STATED GOAL
Output the records exactly. Include every line.

DATA SHOWN
========================================================================

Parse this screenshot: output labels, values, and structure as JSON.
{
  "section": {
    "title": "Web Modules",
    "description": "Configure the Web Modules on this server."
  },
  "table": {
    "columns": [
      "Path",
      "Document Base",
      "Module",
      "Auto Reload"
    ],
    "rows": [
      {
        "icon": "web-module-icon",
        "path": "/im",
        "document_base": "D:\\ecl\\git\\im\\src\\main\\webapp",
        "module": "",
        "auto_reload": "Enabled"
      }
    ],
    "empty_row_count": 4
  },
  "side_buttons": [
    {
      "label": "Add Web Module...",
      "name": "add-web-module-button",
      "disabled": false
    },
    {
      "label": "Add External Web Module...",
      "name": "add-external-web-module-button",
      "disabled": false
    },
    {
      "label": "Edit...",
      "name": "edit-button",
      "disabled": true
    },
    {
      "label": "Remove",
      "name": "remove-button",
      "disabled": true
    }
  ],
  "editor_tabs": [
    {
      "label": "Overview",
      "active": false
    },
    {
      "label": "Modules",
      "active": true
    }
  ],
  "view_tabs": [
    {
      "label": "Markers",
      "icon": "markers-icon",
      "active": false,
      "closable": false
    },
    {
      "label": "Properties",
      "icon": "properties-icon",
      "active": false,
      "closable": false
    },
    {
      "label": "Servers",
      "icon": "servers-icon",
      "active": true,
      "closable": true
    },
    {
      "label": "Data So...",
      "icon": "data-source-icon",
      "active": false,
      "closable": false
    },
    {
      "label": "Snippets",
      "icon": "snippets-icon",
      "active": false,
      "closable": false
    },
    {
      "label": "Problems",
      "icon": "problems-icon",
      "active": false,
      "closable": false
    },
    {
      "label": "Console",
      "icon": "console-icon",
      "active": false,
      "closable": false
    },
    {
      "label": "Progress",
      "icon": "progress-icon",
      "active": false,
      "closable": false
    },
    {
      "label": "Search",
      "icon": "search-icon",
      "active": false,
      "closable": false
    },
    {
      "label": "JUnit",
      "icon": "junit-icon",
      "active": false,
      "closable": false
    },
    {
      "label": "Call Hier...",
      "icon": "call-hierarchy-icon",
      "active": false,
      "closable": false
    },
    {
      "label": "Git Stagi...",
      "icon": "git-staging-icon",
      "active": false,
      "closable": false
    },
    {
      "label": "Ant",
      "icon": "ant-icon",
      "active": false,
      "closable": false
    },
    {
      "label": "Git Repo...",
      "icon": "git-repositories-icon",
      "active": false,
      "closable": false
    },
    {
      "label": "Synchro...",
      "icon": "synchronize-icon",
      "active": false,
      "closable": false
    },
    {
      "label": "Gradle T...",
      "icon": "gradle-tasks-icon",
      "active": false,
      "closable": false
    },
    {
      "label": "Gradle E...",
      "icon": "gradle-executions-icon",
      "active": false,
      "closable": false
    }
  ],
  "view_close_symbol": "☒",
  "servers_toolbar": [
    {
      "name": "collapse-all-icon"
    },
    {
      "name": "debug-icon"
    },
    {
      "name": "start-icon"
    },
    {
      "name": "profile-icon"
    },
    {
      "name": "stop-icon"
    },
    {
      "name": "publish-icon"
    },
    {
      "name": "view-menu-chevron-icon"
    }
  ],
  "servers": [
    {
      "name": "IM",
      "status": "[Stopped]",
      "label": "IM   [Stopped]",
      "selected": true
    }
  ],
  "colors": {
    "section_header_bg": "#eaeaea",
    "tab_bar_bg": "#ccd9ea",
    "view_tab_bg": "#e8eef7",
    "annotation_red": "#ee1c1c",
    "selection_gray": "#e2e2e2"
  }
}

========================================================================

SOLUTION FOR THIS TASK
Parse this screenshot: output labels, values, and structure as JSON.
{
  "section": {
    "title": "Web Modules",
    "description": "Configure the Web Modules on this server."
  },
  "table": {
    "columns": [
      "Path",
      "Document Base",
      "Module",
      "Auto Reload"
    ],
    "rows": [
      {
        "icon": "web-module-icon",
        "path": "/im",
        "document_base": "D:\\ecl\\git\\im\\src\\main\\webapp",
        "module": "",
        "auto_reload": "Enabled"
      }
    ],
    "empty_row_count": 4
  },
  "side_buttons": [
    {
      "label": "Add Web Module...",
      "name": "add-web-module-button",
      "disabled": false
    },
    {
      "label": "Add External Web Module...",
      "name": "add-external-web-module-button",
      "disabled": false
    },
    {
      "label": "Edit...",
      "name": "edit-button",
      "disabled": true
    },
    {
      "label": "Remove",
      "name": "remove-button",
      "disabled": true
    }
  ],
  "editor_tabs": [
    {
      "label": "Overview",
      "active": false
    },
    {
      "label": "Modules",
      "active": true
    }
  ],
  "view_tabs": [
    {
      "label": "Markers",
      "icon": "markers-icon",
      "active": false,
      "closable": false
    },
    {
      "label": "Properties",
      "icon": "properties-icon",
      "active": false,
      "closable": false
    },
    {
      "label": "Servers",
      "icon": "servers-icon",
      "active": true,
      "closable": true
    },
    {
      "label": "Data So...",
      "icon": "data-source-icon",
      "active": false,
      "closable": false
    },
    {
      "label": "Snippets",
      "icon": "snippets-icon",
      "active": false,
      "closable": false
    },
    {
      "label": "Problems",
      "icon": "problems-icon",
      "active": false,
      "closable": false
    },
    {
      "label": "Console",
      "icon": "console-icon",
      "active": false,
      "closable": false
    },
    {
      "label": "Progress",
      "icon": "progress-icon",
      "active": false,
      "closable": false
    },
    {
      "label": "Search",
      "icon": "search-icon",
      "active": false,
      "closable": false
    },
    {
      "label": "JUnit",
      "icon": "junit-icon",
      "active": false,
      "closable": false
    },
    {
      "label": "Call Hier...",
      "icon": "call-hierarchy-icon",
      "active": false,
      "closable": false
    },
    {
      "label": "Git Stagi...",
      "icon": "git-staging-icon",
      "active": false,
      "closable": false
    },
    {
      "label": "Ant",
      "icon": "ant-icon",
      "active": false,
      "closable": false
    },
    {
      "label": "Git Repo...",
      "icon": "git-repositories-icon",
      "active": false,
      "closable": false
    },
    {
      "label": "Synchro...",
      "icon": "synchronize-icon",
      "active": false,
      "closable": false
    },
    {
      "label": "Gradle T...",
      "icon": "gradle-tasks-icon",
      "active": false,
      "closable": false
    },
    {
      "label": "Gradle E...",
      "icon": "gradle-executions-icon",
      "active": false,
      "closable": false
    }
  ],
  "view_close_symbol": "☒",
  "servers_toolbar": [
    {
      "name": "collapse-all-icon"
    },
    {
      "name": "debug-icon"
    },
    {
      "name": "start-icon"
    },
    {
      "name": "profile-icon"
    },
    {
      "name": "stop-icon"
    },
    {
      "name": "publish-icon"
    },
    {
      "name": "view-menu-chevron-icon"
    }
  ],
  "servers": [
    {
      "name": "IM",
      "status": "[Stopped]",
      "label": "IM   [Stopped]",
      "selected": true
    }
  ],
  "colors": {
    "section_header_bg": "#eaeaea",
    "tab_bar_bg": "#ccd9ea",
    "view_tab_bg": "#e8eef7",
    "annotation_red": "#ee1c1c",
    "selection_gray": "#e2e2e2"
  }
}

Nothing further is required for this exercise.